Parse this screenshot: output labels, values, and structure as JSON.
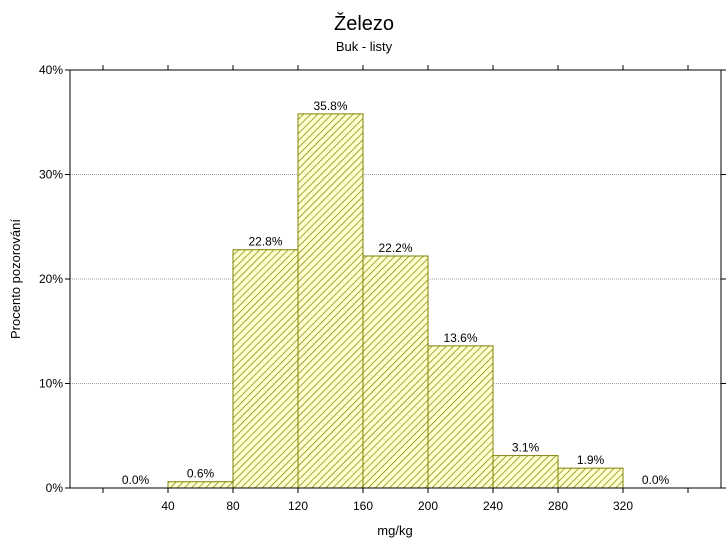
{
  "chart_data": {
    "type": "bar",
    "title": "Železo",
    "subtitle": "Buk - listy",
    "xlabel": "mg/kg",
    "ylabel": "Procento pozorování",
    "bin_edges": [
      40,
      80,
      120,
      160,
      200,
      240,
      280,
      320
    ],
    "xlim": [
      0,
      360
    ],
    "bins": [
      {
        "from": 0,
        "to": 40,
        "value": 0.0,
        "label": "0.0%"
      },
      {
        "from": 40,
        "to": 80,
        "value": 0.6,
        "label": "0.6%"
      },
      {
        "from": 80,
        "to": 120,
        "value": 22.8,
        "label": "22.8%"
      },
      {
        "from": 120,
        "to": 160,
        "value": 35.8,
        "label": "35.8%"
      },
      {
        "from": 160,
        "to": 200,
        "value": 22.2,
        "label": "22.2%"
      },
      {
        "from": 200,
        "to": 240,
        "value": 13.6,
        "label": "13.6%"
      },
      {
        "from": 240,
        "to": 280,
        "value": 3.1,
        "label": "3.1%"
      },
      {
        "from": 280,
        "to": 320,
        "value": 1.9,
        "label": "1.9%"
      },
      {
        "from": 320,
        "to": 360,
        "value": 0.0,
        "label": "0.0%"
      }
    ],
    "ylim": [
      0,
      40
    ],
    "y_ticks": [
      0,
      10,
      20,
      30,
      40
    ],
    "y_tick_labels": [
      "0%",
      "10%",
      "20%",
      "30%",
      "40%"
    ],
    "grid": true,
    "colors": {
      "bar_fill": "#ffffd0",
      "bar_stroke": "#808000",
      "hatch": "#808000",
      "grid": "#a0a0a0",
      "axis": "#000000",
      "background": "#ffffff"
    }
  }
}
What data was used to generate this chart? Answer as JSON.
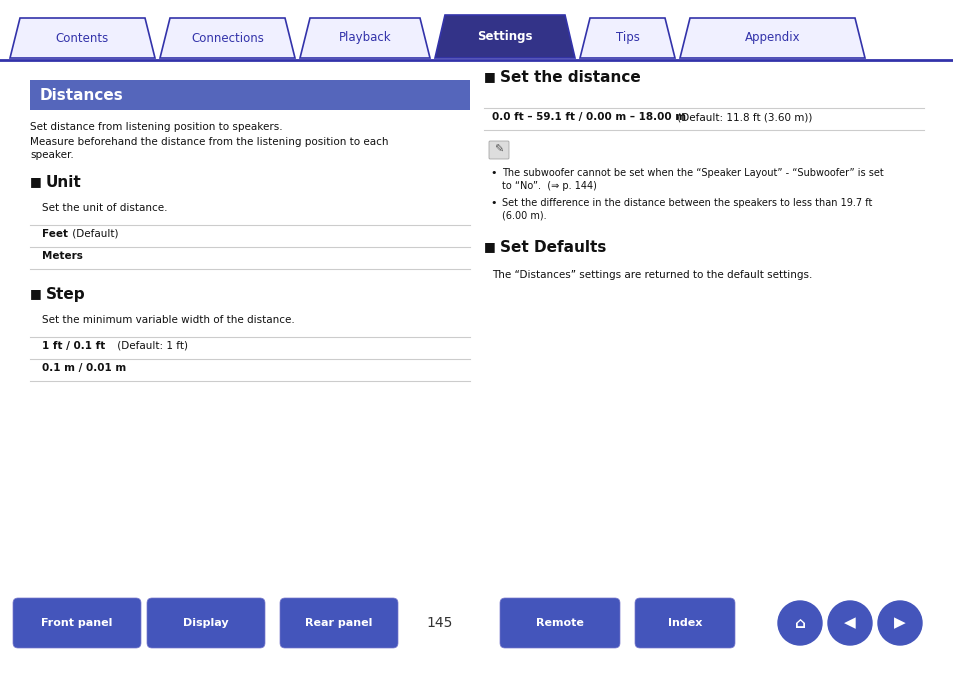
{
  "bg_color": "#ffffff",
  "nav_tabs": [
    "Contents",
    "Connections",
    "Playback",
    "Settings",
    "Tips",
    "Appendix"
  ],
  "nav_active_index": 3,
  "nav_tab_inactive_bg": "#f0f0ff",
  "nav_tab_active_bg": "#333388",
  "nav_border_color": "#3333aa",
  "nav_text_inactive": "#3333aa",
  "nav_text_active": "#ffffff",
  "distances_header": "Distances",
  "distances_header_bg": "#5566bb",
  "distances_header_text": "#ffffff",
  "desc1": "Set distance from listening position to speakers.",
  "desc2a": "Measure beforehand the distance from the listening position to each",
  "desc2b": "speaker.",
  "unit_title": "Unit",
  "unit_desc": "Set the unit of distance.",
  "unit_row1_b": "Feet",
  "unit_row1_n": " (Default)",
  "unit_row2": "Meters",
  "step_title": "Step",
  "step_desc": "Set the minimum variable width of the distance.",
  "step_row1_b": "1 ft / 0.1 ft",
  "step_row1_n": " (Default: 1 ft)",
  "step_row2": "0.1 m / 0.01 m",
  "set_dist_title": "Set the distance",
  "set_dist_range_b": "0.0 ft – 59.1 ft / 0.00 m – 18.00 m",
  "set_dist_range_n": " (Default: 11.8 ft (3.60 m))",
  "note1a": "The subwoofer cannot be set when the “Speaker Layout” - “Subwoofer” is set",
  "note1b": "to “No”.  (⇒ p. 144)",
  "note2a": "Set the difference in the distance between the speakers to less than 19.7 ft",
  "note2b": "(6.00 m).",
  "set_def_title": "Set Defaults",
  "set_def_desc": "The “Distances” settings are returned to the default settings.",
  "bottom_btns": [
    "Front panel",
    "Display",
    "Rear panel",
    "Remote",
    "Index"
  ],
  "page_num": "145",
  "btn_color": "#4455bb",
  "line_color": "#cccccc",
  "body_color": "#111111"
}
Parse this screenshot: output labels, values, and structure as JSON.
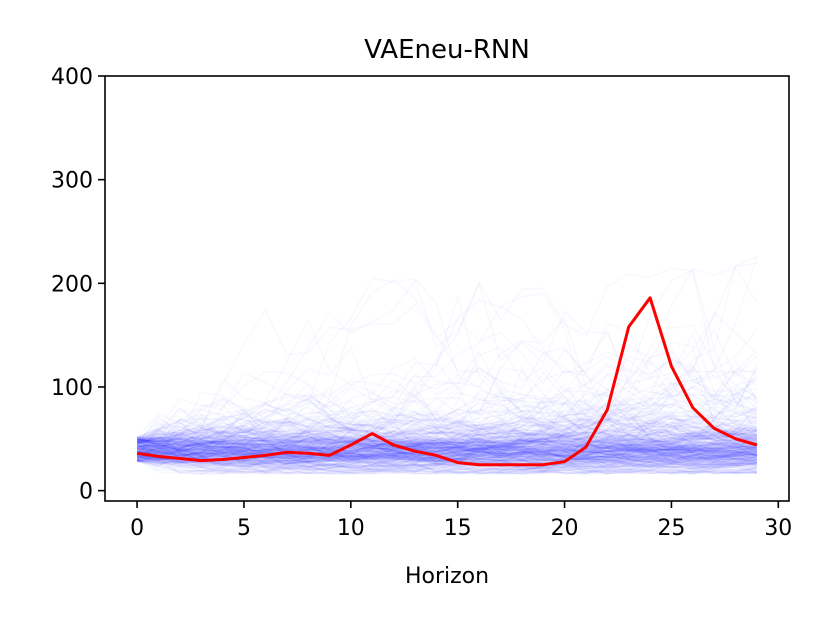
{
  "chart_data": {
    "type": "line",
    "title": "VAEneu-RNN",
    "xlabel": "Horizon",
    "ylabel": "",
    "xlim": [
      -1.5,
      30.5
    ],
    "ylim": [
      -10,
      400
    ],
    "xticks": [
      0,
      5,
      10,
      15,
      20,
      25,
      30
    ],
    "yticks": [
      0,
      100,
      200,
      300,
      400
    ],
    "grid": false,
    "legend": "none",
    "colors": {
      "samples": "#0000ff",
      "observed": "#ff0000"
    },
    "series": [
      {
        "x": [
          0,
          1,
          2,
          3,
          4,
          5,
          6,
          7,
          8,
          9,
          10,
          11,
          12,
          13,
          14,
          15,
          16,
          17,
          18,
          19,
          20,
          21,
          22,
          23,
          24,
          25,
          26,
          27,
          28,
          29
        ],
        "values": [
          36,
          33,
          31,
          29,
          30,
          32,
          34,
          37,
          36,
          34,
          44,
          55,
          44,
          38,
          34,
          27,
          25,
          25,
          25,
          25,
          28,
          42,
          78,
          158,
          186,
          120,
          80,
          60,
          50,
          44
        ]
      }
    ],
    "sample_band": {
      "count": 400,
      "start_range": [
        28,
        52
      ],
      "median_end": 40,
      "max_envelope": [
        55,
        85,
        110,
        130,
        150,
        165,
        175,
        185,
        190,
        195,
        200,
        205,
        205,
        205,
        210,
        205,
        205,
        200,
        205,
        205,
        205,
        210,
        215,
        210,
        215,
        220,
        215,
        220,
        225,
        230
      ]
    }
  }
}
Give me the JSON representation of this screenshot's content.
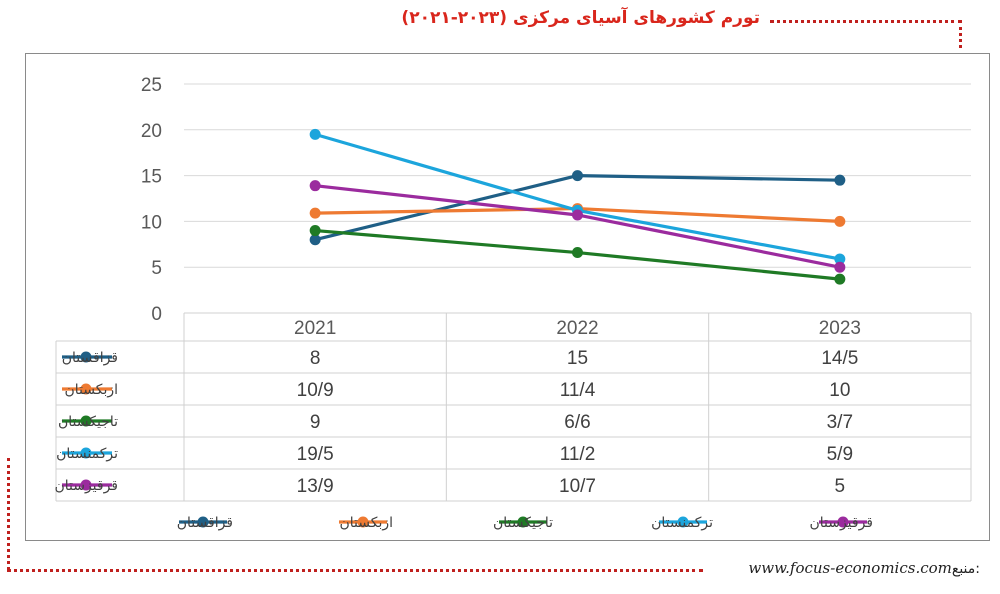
{
  "title": "تورم کشورهای آسیای مرکزی (۲۰۲۳-۲۰۲۱)",
  "source_label": "منبع:",
  "source_url": "www.focus-economics.com",
  "colors": {
    "accent": "#d9261c"
  },
  "chart_data": {
    "type": "line",
    "categories": [
      "2021",
      "2022",
      "2023"
    ],
    "yticks": [
      "0",
      "5",
      "10",
      "15",
      "20",
      "25"
    ],
    "ylim": [
      0,
      25
    ],
    "grid": true,
    "legend_position": "bottom",
    "series": [
      {
        "name": "قزاقستان",
        "color": "#1f5f86",
        "values": [
          8,
          15,
          14.5
        ],
        "labels": [
          "8",
          "15",
          "14/5"
        ]
      },
      {
        "name": "ازبکستان",
        "color": "#ee7a32",
        "values": [
          10.9,
          11.4,
          10
        ],
        "labels": [
          "10/9",
          "11/4",
          "10"
        ]
      },
      {
        "name": "تاجیکستان",
        "color": "#1f7a25",
        "values": [
          9,
          6.6,
          3.7
        ],
        "labels": [
          "9",
          "6/6",
          "3/7"
        ]
      },
      {
        "name": "ترکمنستان",
        "color": "#1ca5dc",
        "values": [
          19.5,
          11.2,
          5.9
        ],
        "labels": [
          "19/5",
          "11/2",
          "5/9"
        ]
      },
      {
        "name": "قرقیزستان",
        "color": "#9b2b9e",
        "values": [
          13.9,
          10.7,
          5
        ],
        "labels": [
          "13/9",
          "10/7",
          "5"
        ]
      }
    ]
  }
}
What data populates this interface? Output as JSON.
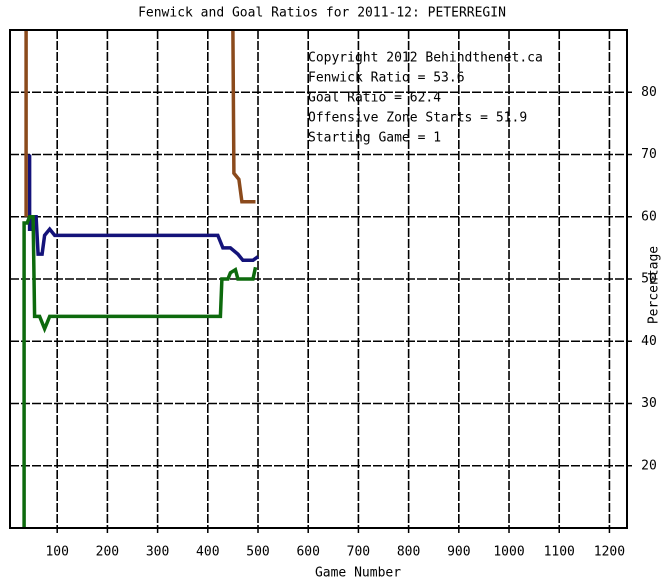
{
  "chart_data": {
    "type": "line",
    "title": "Fenwick and Goal Ratios for 2011-12: PETERREGIN",
    "x_label": "Game Number",
    "y_label": "Percentage",
    "xlim": [
      6,
      1235
    ],
    "ylim": [
      10,
      90
    ],
    "xticks": [
      100,
      200,
      300,
      400,
      500,
      600,
      700,
      800,
      900,
      1000,
      1100,
      1200
    ],
    "yticks": [
      20,
      30,
      40,
      50,
      60,
      70,
      80
    ],
    "grid": true,
    "annotations": [
      {
        "text": "Copyright 2012 Behindthenet.ca",
        "color": "#000000"
      },
      {
        "text": "Fenwick Ratio = 53.6",
        "color": "#14137a"
      },
      {
        "text": "Goal Ratio = 62.4",
        "color": "#8b4a1c"
      },
      {
        "text": "Offensive Zone Starts = 51.9",
        "color": "#0d6a0d"
      },
      {
        "text": "Starting Game = 1",
        "color": "#000000"
      }
    ],
    "series": [
      {
        "name": "Fenwick Ratio",
        "color": "#14137a",
        "x": [
          45,
          45,
          50,
          52,
          58,
          62,
          70,
          75,
          85,
          95,
          420,
          430,
          445,
          460,
          470,
          490,
          500
        ],
        "values": [
          70,
          58,
          58,
          60,
          60,
          54,
          54,
          57,
          58,
          57,
          57,
          55,
          55,
          54,
          53,
          53,
          53.6
        ]
      },
      {
        "name": "Goal Ratio",
        "color": "#8b4a1c",
        "x": [
          38,
          38,
          40,
          450,
          452,
          462,
          468,
          495
        ],
        "values": [
          90,
          60,
          null,
          90,
          67,
          66,
          62.4,
          62.4
        ]
      },
      {
        "name": "Offensive Zone Starts",
        "color": "#0d6a0d",
        "x": [
          34,
          34,
          40,
          45,
          52,
          55,
          65,
          75,
          80,
          85,
          425,
          428,
          440,
          445,
          455,
          460,
          490,
          495
        ],
        "values": [
          10,
          59,
          59,
          60,
          60,
          44,
          44,
          42,
          43,
          44,
          44,
          50,
          50,
          51,
          51.5,
          50,
          50,
          51.9
        ]
      }
    ]
  }
}
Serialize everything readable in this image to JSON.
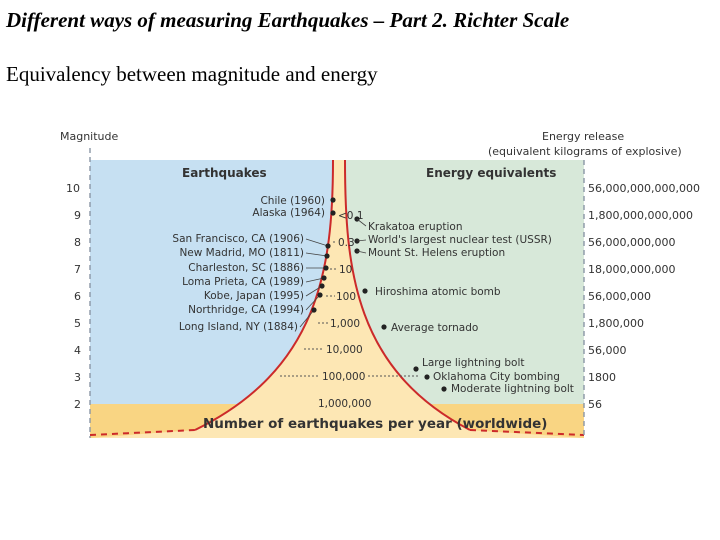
{
  "slide": {
    "title": "Different ways of measuring Earthquakes – Part 2. Richter Scale",
    "subtitle": "Equivalency between magnitude and energy"
  },
  "diagram": {
    "magnitude_header": "Magnitude",
    "energy_header_1": "Energy release",
    "energy_header_2": "(equivalent kilograms of explosive)",
    "earthquakes_header": "Earthquakes",
    "energy_equivalents_header": "Energy equivalents",
    "footer": "Number of earthquakes per year (worldwide)",
    "colors": {
      "left_panel": "#c6e0f2",
      "right_panel": "#d7e8d9",
      "funnel_fill": "#fde7b4",
      "funnel_edge": "#cc2a2a",
      "bottom_band": "#f9d583"
    },
    "magnitudes": [
      {
        "label": "10",
        "energy": "56,000,000,000,000"
      },
      {
        "label": "9",
        "energy": "1,800,000,000,000"
      },
      {
        "label": "8",
        "energy": "56,000,000,000"
      },
      {
        "label": "7",
        "energy": "18,000,000,000"
      },
      {
        "label": "6",
        "energy": "56,000,000"
      },
      {
        "label": "5",
        "energy": "1,800,000"
      },
      {
        "label": "4",
        "energy": "56,000"
      },
      {
        "label": "3",
        "energy": "1800"
      },
      {
        "label": "2",
        "energy": "56"
      }
    ],
    "frequencies": [
      "<0.1",
      "0.3",
      "10",
      "100",
      "1,000",
      "10,000",
      "100,000",
      "1,000,000"
    ],
    "earthquakes": [
      {
        "label": "Chile (1960)"
      },
      {
        "label": "Alaska (1964)"
      },
      {
        "label": "San Francisco, CA (1906)"
      },
      {
        "label": "New Madrid, MO (1811)"
      },
      {
        "label": "Charleston, SC (1886)"
      },
      {
        "label": "Loma Prieta, CA (1989)"
      },
      {
        "label": "Kobe, Japan (1995)"
      },
      {
        "label": "Northridge, CA (1994)"
      },
      {
        "label": "Long Island, NY (1884)"
      }
    ],
    "equivalents": [
      {
        "label": "Krakatoa eruption"
      },
      {
        "label": "World's largest nuclear test (USSR)"
      },
      {
        "label": "Mount St. Helens eruption"
      },
      {
        "label": "Hiroshima atomic bomb"
      },
      {
        "label": "Average tornado"
      },
      {
        "label": "Large lightning bolt"
      },
      {
        "label": "Oklahoma City bombing"
      },
      {
        "label": "Moderate lightning bolt"
      }
    ]
  }
}
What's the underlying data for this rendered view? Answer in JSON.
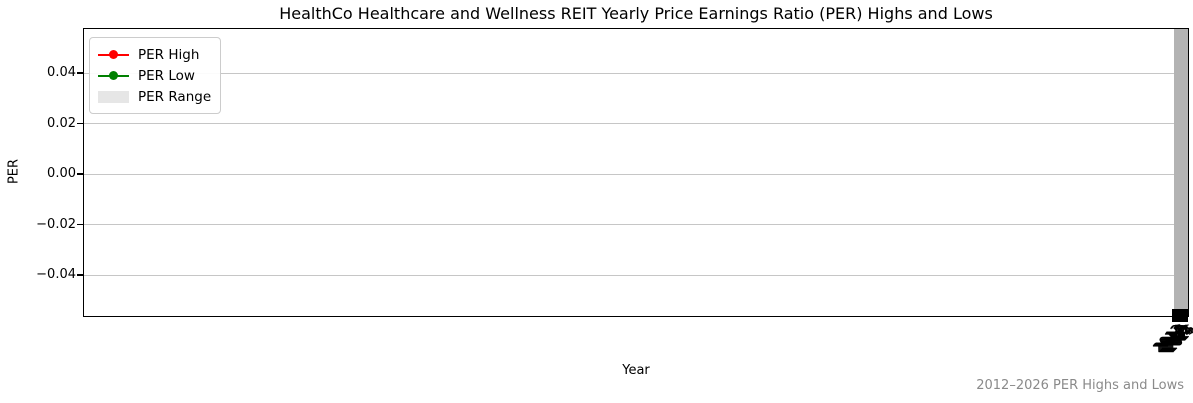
{
  "chart": {
    "title": "HealthCo Healthcare and Wellness REIT Yearly Price Earnings Ratio (PER) Highs and Lows",
    "xlabel": "Year",
    "ylabel": "PER",
    "footer": "2012–2026 PER Highs and Lows",
    "yticks": [
      "0.04",
      "0.02",
      "0.00",
      "−0.02",
      "−0.04"
    ],
    "xticks": [
      "2012",
      "2013",
      "2014",
      "2015",
      "2016",
      "2017",
      "2018",
      "2019",
      "2020",
      "2021",
      "2022",
      "2023",
      "2024",
      "2025",
      "2026"
    ],
    "legend": {
      "items": [
        {
          "label": "PER High",
          "type": "line",
          "color": "#ff0000"
        },
        {
          "label": "PER Low",
          "type": "line",
          "color": "#008000"
        },
        {
          "label": "PER Range",
          "type": "patch",
          "color": "#e6e6e6"
        }
      ]
    },
    "colors": {
      "range_bar": "#b3b3b3",
      "grid": "#c6c6c6",
      "marker_cluster": "#000000",
      "footer_text": "#8a8a8a"
    }
  },
  "chart_data": {
    "type": "line",
    "title": "HealthCo Healthcare and Wellness REIT Yearly Price Earnings Ratio (PER) Highs and Lows",
    "xlabel": "Year",
    "ylabel": "PER",
    "x": [
      2012,
      2013,
      2014,
      2015,
      2016,
      2017,
      2018,
      2019,
      2020,
      2021,
      2022,
      2023,
      2024,
      2025,
      2026
    ],
    "series": [
      {
        "name": "PER High",
        "color": "#ff0000",
        "marker": "circle",
        "values": null
      },
      {
        "name": "PER Low",
        "color": "#008000",
        "marker": "circle",
        "values": null
      },
      {
        "name": "PER Range",
        "style": "filled-band",
        "color": "#b3b3b3",
        "values": null
      }
    ],
    "ylim": [
      -0.055,
      0.0575
    ],
    "yticks": [
      0.04,
      0.02,
      0.0,
      -0.02,
      -0.04
    ],
    "grid": true,
    "legend_position": "upper left",
    "notes": "All plotted data is compressed into a narrow vertical band at the right edge of the axes; individual point values are not visually resolvable. X tick labels (2012–2026) overlap into a rotated cluster at the lower right."
  }
}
-=-=-=-=-
§ **CHALLENGE**
Select every line in the material above where the string "this" occurs, and copy it.

§ **TASK RESULT**
Parse this screenshot: output labels, values, and structure as JSON.
What data was used to generate this chart? Answer as JSON.
Parse this screenshot: output labels, values, and structure as JSON.
Give me the JSON representation of this screenshot's content.
What data populates this interface? Output as JSON.
Serialize everything readable in this image to JSON.
What's the underlying data for this rendered view? Answer in JSON.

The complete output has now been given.